======== Input material ========
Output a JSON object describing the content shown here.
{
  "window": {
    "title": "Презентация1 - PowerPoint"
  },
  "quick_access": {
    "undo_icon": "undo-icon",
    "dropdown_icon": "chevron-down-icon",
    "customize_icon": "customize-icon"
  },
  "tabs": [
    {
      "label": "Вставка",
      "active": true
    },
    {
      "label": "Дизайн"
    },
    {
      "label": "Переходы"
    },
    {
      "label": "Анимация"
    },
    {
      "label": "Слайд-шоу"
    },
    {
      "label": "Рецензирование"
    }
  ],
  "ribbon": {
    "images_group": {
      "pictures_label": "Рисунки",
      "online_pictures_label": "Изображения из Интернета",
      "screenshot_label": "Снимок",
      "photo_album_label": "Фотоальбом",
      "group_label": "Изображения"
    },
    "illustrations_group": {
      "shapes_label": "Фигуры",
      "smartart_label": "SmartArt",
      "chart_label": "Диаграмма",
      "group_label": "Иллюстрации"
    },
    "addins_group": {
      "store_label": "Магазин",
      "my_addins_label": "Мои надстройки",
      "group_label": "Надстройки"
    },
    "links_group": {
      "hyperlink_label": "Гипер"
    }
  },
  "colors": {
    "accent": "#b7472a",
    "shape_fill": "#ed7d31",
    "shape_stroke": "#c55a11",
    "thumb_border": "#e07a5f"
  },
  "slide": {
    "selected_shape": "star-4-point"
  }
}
========
Task to carry out:
Search the preceding listing for "Изображения" and extract every line where it is found.

Solution below:
      "online_pictures_label": "Изображения из Интернета",
      "group_label": "Изображения"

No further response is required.